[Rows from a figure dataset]
· · · · · · ·

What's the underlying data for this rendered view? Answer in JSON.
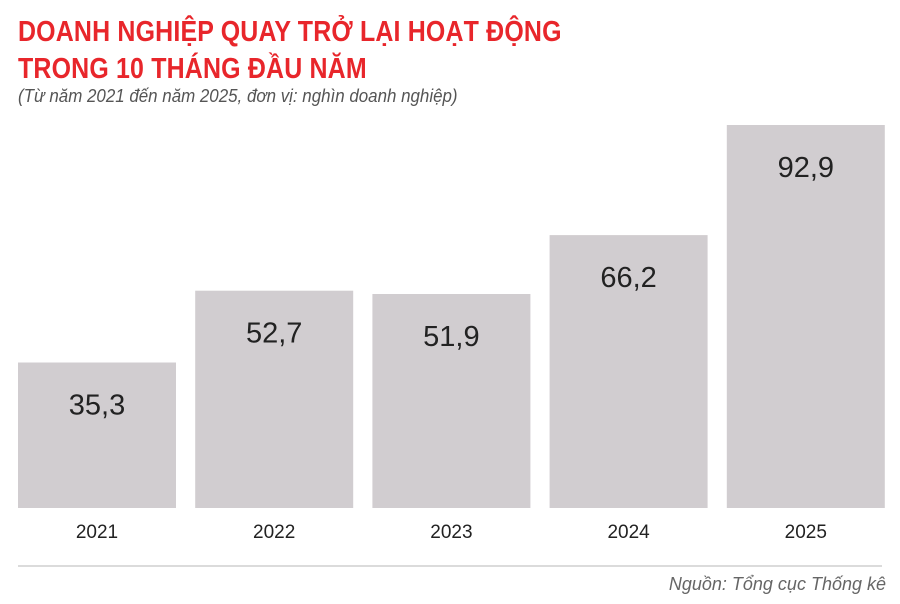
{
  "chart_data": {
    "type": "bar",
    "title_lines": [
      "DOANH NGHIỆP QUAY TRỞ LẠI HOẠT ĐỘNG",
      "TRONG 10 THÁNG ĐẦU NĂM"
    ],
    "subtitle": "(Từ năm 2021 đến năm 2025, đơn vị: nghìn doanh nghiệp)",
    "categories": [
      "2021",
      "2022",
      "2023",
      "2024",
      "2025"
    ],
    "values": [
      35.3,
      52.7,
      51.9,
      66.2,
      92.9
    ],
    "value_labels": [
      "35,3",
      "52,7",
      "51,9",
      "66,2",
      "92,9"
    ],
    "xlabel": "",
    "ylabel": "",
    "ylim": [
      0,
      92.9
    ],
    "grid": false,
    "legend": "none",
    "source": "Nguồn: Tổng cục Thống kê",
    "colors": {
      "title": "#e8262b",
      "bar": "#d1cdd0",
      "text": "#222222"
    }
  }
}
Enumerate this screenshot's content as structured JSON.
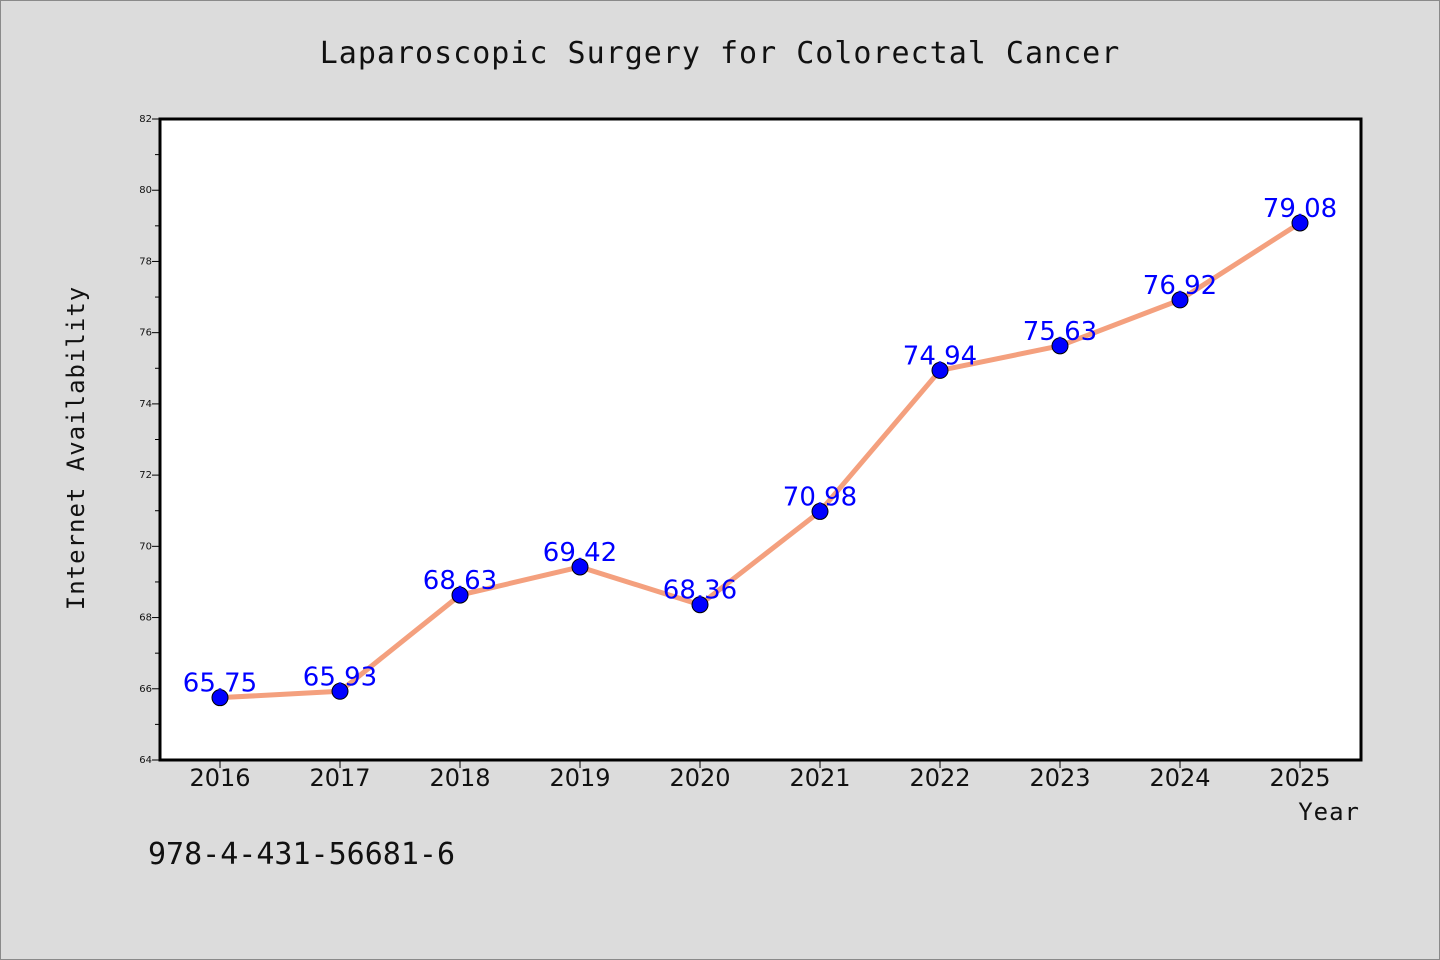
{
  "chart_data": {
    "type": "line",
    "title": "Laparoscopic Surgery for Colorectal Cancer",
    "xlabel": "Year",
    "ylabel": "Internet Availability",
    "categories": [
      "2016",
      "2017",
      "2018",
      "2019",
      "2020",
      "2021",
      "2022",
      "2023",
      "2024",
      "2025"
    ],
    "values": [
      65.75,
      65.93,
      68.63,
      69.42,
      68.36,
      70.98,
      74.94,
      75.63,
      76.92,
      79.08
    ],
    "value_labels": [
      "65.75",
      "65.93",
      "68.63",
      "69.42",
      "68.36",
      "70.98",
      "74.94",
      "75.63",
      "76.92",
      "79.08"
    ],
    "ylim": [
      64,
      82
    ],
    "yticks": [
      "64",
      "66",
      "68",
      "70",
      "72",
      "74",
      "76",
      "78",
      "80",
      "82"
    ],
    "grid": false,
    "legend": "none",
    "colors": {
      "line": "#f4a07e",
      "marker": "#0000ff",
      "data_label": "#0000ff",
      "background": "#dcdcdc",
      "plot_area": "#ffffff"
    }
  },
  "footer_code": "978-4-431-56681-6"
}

· · · · · · ·

Exercise
Reproduce the data word for word, excluding its pictures.

Task answer
What's the underlying data for this rendered view? Answer in JSON.
{
  "chart_data": {
    "type": "bar",
    "title_lines": [
      "DOANH NGHIỆP QUAY TRỞ LẠI HOẠT ĐỘNG",
      "TRONG 10 THÁNG ĐẦU NĂM"
    ],
    "subtitle": "(Từ năm 2021 đến năm 2025, đơn vị: nghìn doanh nghiệp)",
    "categories": [
      "2021",
      "2022",
      "2023",
      "2024",
      "2025"
    ],
    "values": [
      35.3,
      52.7,
      51.9,
      66.2,
      92.9
    ],
    "value_labels": [
      "35,3",
      "52,7",
      "51,9",
      "66,2",
      "92,9"
    ],
    "xlabel": "",
    "ylabel": "",
    "ylim": [
      0,
      92.9
    ],
    "grid": false,
    "legend": "none",
    "source": "Nguồn: Tổng cục Thống kê",
    "colors": {
      "title": "#e8262b",
      "bar": "#d1cdd0",
      "text": "#222222"
    }
  }
}
Enumerate this screenshot's content as structured JSON.
{
  "chart_data": {
    "type": "line",
    "title": "Laparoscopic Surgery for Colorectal Cancer",
    "xlabel": "Year",
    "ylabel": "Internet Availability",
    "categories": [
      "2016",
      "2017",
      "2018",
      "2019",
      "2020",
      "2021",
      "2022",
      "2023",
      "2024",
      "2025"
    ],
    "values": [
      65.75,
      65.93,
      68.63,
      69.42,
      68.36,
      70.98,
      74.94,
      75.63,
      76.92,
      79.08
    ],
    "value_labels": [
      "65.75",
      "65.93",
      "68.63",
      "69.42",
      "68.36",
      "70.98",
      "74.94",
      "75.63",
      "76.92",
      "79.08"
    ],
    "ylim": [
      64,
      82
    ],
    "yticks": [
      "64",
      "66",
      "68",
      "70",
      "72",
      "74",
      "76",
      "78",
      "80",
      "82"
    ],
    "grid": false,
    "legend": "none",
    "colors": {
      "line": "#f4a07e",
      "marker": "#0000ff",
      "data_label": "#0000ff",
      "background": "#dcdcdc",
      "plot_area": "#ffffff"
    }
  },
  "footer_code": "978-4-431-56681-6"
}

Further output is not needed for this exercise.